--- Begin Rows ---
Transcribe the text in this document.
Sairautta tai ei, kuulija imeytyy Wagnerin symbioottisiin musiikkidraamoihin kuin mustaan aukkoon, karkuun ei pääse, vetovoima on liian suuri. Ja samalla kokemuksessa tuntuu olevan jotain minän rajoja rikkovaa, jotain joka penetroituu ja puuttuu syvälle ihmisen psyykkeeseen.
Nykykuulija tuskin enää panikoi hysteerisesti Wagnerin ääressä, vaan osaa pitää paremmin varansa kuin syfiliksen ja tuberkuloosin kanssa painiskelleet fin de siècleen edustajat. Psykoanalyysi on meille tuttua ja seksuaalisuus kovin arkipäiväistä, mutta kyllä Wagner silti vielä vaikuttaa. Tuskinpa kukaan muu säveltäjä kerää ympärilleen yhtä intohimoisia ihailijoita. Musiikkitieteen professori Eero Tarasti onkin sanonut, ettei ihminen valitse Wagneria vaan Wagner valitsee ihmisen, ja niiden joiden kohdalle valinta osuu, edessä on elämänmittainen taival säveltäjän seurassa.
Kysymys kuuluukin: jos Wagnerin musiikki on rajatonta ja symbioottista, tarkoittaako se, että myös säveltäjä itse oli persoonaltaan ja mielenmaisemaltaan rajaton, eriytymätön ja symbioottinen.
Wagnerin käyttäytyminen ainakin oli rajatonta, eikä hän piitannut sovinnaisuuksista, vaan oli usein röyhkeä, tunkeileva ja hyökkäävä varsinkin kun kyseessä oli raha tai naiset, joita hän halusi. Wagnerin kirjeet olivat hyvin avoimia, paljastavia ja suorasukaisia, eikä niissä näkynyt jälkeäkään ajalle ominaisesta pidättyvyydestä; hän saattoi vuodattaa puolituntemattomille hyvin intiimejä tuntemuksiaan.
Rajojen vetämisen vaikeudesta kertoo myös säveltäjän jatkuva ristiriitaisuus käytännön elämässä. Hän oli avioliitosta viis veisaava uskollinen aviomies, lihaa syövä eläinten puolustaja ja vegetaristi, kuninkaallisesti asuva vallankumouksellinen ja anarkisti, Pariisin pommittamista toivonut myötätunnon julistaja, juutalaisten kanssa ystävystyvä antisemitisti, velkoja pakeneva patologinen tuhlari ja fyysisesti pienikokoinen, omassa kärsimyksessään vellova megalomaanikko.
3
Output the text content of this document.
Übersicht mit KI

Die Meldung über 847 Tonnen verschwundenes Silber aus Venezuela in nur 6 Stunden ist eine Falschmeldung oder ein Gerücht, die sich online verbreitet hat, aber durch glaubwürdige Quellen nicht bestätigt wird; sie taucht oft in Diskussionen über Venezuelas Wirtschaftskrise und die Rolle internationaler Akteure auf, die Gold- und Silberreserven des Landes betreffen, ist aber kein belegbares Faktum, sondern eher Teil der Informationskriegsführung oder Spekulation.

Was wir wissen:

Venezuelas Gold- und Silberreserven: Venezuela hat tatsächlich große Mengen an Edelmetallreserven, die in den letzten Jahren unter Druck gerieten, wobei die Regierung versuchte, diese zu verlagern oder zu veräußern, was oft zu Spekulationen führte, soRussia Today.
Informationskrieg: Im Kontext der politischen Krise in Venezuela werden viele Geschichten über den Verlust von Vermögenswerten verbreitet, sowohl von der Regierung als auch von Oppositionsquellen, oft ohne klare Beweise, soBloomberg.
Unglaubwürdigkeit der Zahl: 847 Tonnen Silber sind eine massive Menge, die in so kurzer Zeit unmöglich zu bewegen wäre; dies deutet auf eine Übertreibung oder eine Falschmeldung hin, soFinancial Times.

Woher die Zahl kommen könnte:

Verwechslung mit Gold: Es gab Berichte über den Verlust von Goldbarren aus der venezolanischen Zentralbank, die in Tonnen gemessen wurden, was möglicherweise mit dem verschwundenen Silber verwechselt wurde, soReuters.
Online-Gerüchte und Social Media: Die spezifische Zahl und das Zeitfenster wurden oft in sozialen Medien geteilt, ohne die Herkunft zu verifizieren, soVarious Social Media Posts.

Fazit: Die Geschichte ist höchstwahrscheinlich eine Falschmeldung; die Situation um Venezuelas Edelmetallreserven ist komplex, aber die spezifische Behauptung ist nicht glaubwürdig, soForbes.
--- End Rows ---
_Instructions to follow_
Go through the records above and copy every line with the word "eine".

_Task result_
Die Meldung über 847 Tonnen verschwundenes Silber aus Venezuela in nur 6 Stunden ist eine Falschmeldung oder ein Gerücht, die sich online verbreitet hat, aber durch glaubwürdige Quellen nicht bestätigt wird; sie taucht oft in Diskussionen über Venezuelas Wirtschaftskrise und die Rolle internationaler Akteure auf, die Gold- und Silberreserven des Landes betreffen, ist aber kein belegbares Faktum, sondern eher Teil der Informationskriegsführung oder Spekulation.
Unglaubwürdigkeit der Zahl: 847 Tonnen Silber sind eine massive Menge, die in so kurzer Zeit unmöglich zu bewegen wäre; dies deutet auf eine Übertreibung oder eine Falschmeldung hin, soFinancial Times.
Fazit: Die Geschichte ist höchstwahrscheinlich eine Falschmeldung; die Situation um Venezuelas Edelmetallreserven ist komplex, aber die spezifische Behauptung ist nicht glaubwürdig, soForbes.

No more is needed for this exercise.